> [Instructions to follow]
Reproduce every row below verbatim, leaving out the pictures.

> [Information given]
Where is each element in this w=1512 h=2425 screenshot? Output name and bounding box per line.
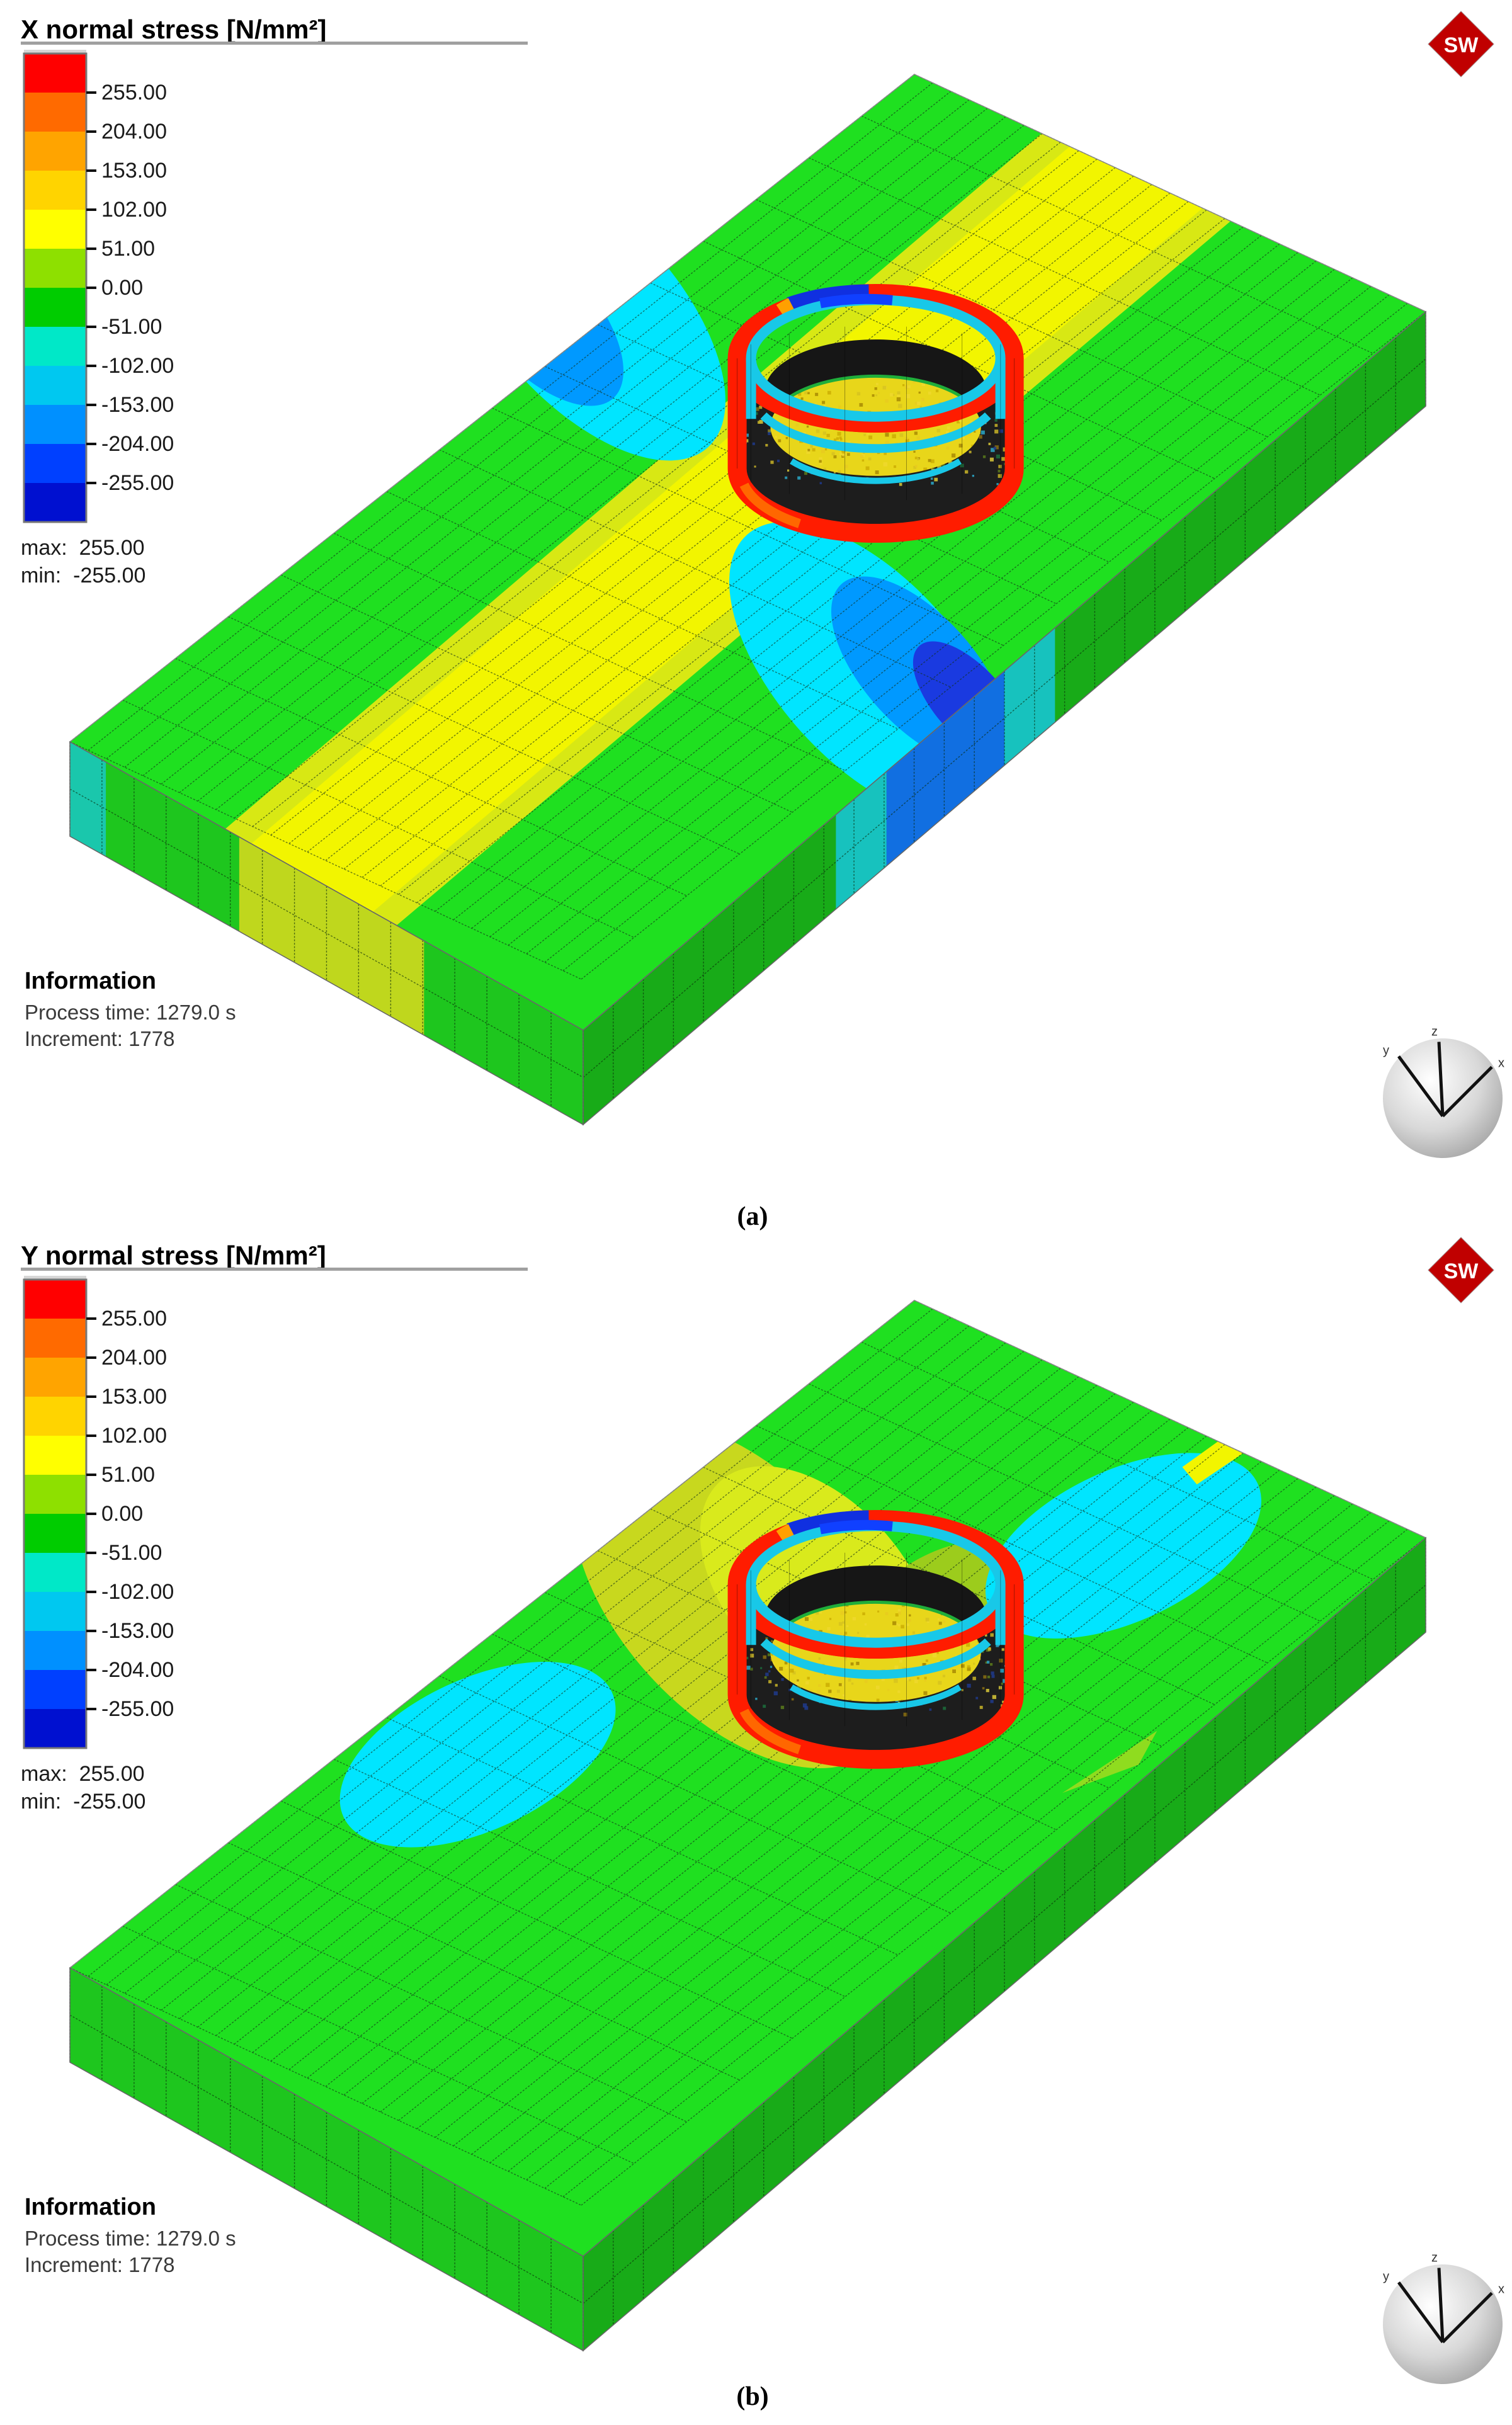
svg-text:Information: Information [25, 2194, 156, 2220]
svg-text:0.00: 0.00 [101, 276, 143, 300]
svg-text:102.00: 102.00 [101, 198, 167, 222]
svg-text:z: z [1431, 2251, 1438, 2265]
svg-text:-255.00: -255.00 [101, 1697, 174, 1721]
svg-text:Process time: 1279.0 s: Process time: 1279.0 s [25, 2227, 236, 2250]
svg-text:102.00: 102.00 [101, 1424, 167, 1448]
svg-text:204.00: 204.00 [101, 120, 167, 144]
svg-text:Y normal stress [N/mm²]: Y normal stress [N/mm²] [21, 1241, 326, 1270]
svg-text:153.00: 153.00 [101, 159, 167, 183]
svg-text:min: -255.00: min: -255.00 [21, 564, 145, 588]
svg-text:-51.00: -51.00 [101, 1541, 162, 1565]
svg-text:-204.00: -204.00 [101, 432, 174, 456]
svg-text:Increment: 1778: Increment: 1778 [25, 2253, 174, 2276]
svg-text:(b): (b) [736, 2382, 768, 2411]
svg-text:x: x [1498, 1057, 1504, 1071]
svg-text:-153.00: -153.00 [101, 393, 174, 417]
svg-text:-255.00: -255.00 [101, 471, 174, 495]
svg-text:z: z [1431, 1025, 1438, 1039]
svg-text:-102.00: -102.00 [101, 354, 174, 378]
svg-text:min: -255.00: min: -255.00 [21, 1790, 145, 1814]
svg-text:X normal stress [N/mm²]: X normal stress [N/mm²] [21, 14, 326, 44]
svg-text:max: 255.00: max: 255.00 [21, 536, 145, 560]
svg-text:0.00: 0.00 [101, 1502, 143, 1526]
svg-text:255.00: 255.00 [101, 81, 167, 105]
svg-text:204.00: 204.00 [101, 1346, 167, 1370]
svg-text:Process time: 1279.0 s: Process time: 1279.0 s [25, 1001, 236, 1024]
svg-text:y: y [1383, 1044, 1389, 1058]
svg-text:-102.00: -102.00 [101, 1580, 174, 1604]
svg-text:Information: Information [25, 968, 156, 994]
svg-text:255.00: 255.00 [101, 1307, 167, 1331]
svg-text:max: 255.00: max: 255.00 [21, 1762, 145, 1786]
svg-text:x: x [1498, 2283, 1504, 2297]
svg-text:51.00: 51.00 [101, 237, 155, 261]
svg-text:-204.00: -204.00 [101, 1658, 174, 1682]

> [Task result]
Where is each element in this w=1512 h=2425 screenshot? Output name and bounding box per line.
svg-text:Information: Information [25, 2194, 156, 2220]
svg-text:0.00: 0.00 [101, 276, 143, 300]
svg-text:102.00: 102.00 [101, 198, 167, 222]
svg-text:z: z [1431, 2251, 1438, 2265]
svg-text:-255.00: -255.00 [101, 1697, 174, 1721]
svg-text:Process time: 1279.0 s: Process time: 1279.0 s [25, 2227, 236, 2250]
svg-text:102.00: 102.00 [101, 1424, 167, 1448]
svg-text:204.00: 204.00 [101, 120, 167, 144]
svg-text:Y normal stress [N/mm²]: Y normal stress [N/mm²] [21, 1241, 326, 1270]
svg-text:153.00: 153.00 [101, 159, 167, 183]
svg-text:min: -255.00: min: -255.00 [21, 564, 145, 588]
svg-text:-51.00: -51.00 [101, 1541, 162, 1565]
svg-text:-204.00: -204.00 [101, 432, 174, 456]
svg-text:Increment: 1778: Increment: 1778 [25, 2253, 174, 2276]
svg-text:(b): (b) [736, 2382, 768, 2411]
svg-text:x: x [1498, 1057, 1504, 1071]
svg-text:-153.00: -153.00 [101, 393, 174, 417]
svg-text:-255.00: -255.00 [101, 471, 174, 495]
svg-text:z: z [1431, 1025, 1438, 1039]
svg-text:-102.00: -102.00 [101, 354, 174, 378]
svg-text:min: -255.00: min: -255.00 [21, 1790, 145, 1814]
svg-text:X normal stress [N/mm²]: X normal stress [N/mm²] [21, 14, 326, 44]
svg-text:max: 255.00: max: 255.00 [21, 536, 145, 560]
svg-text:0.00: 0.00 [101, 1502, 143, 1526]
svg-text:255.00: 255.00 [101, 81, 167, 105]
svg-text:204.00: 204.00 [101, 1346, 167, 1370]
svg-text:Process time: 1279.0 s: Process time: 1279.0 s [25, 1001, 236, 1024]
svg-text:y: y [1383, 1044, 1389, 1058]
svg-text:-102.00: -102.00 [101, 1580, 174, 1604]
svg-text:Information: Information [25, 968, 156, 994]
svg-text:255.00: 255.00 [101, 1307, 167, 1331]
svg-text:max: 255.00: max: 255.00 [21, 1762, 145, 1786]
svg-text:x: x [1498, 2283, 1504, 2297]
svg-text:51.00: 51.00 [101, 237, 155, 261]
svg-text:-204.00: -204.00 [101, 1658, 174, 1682]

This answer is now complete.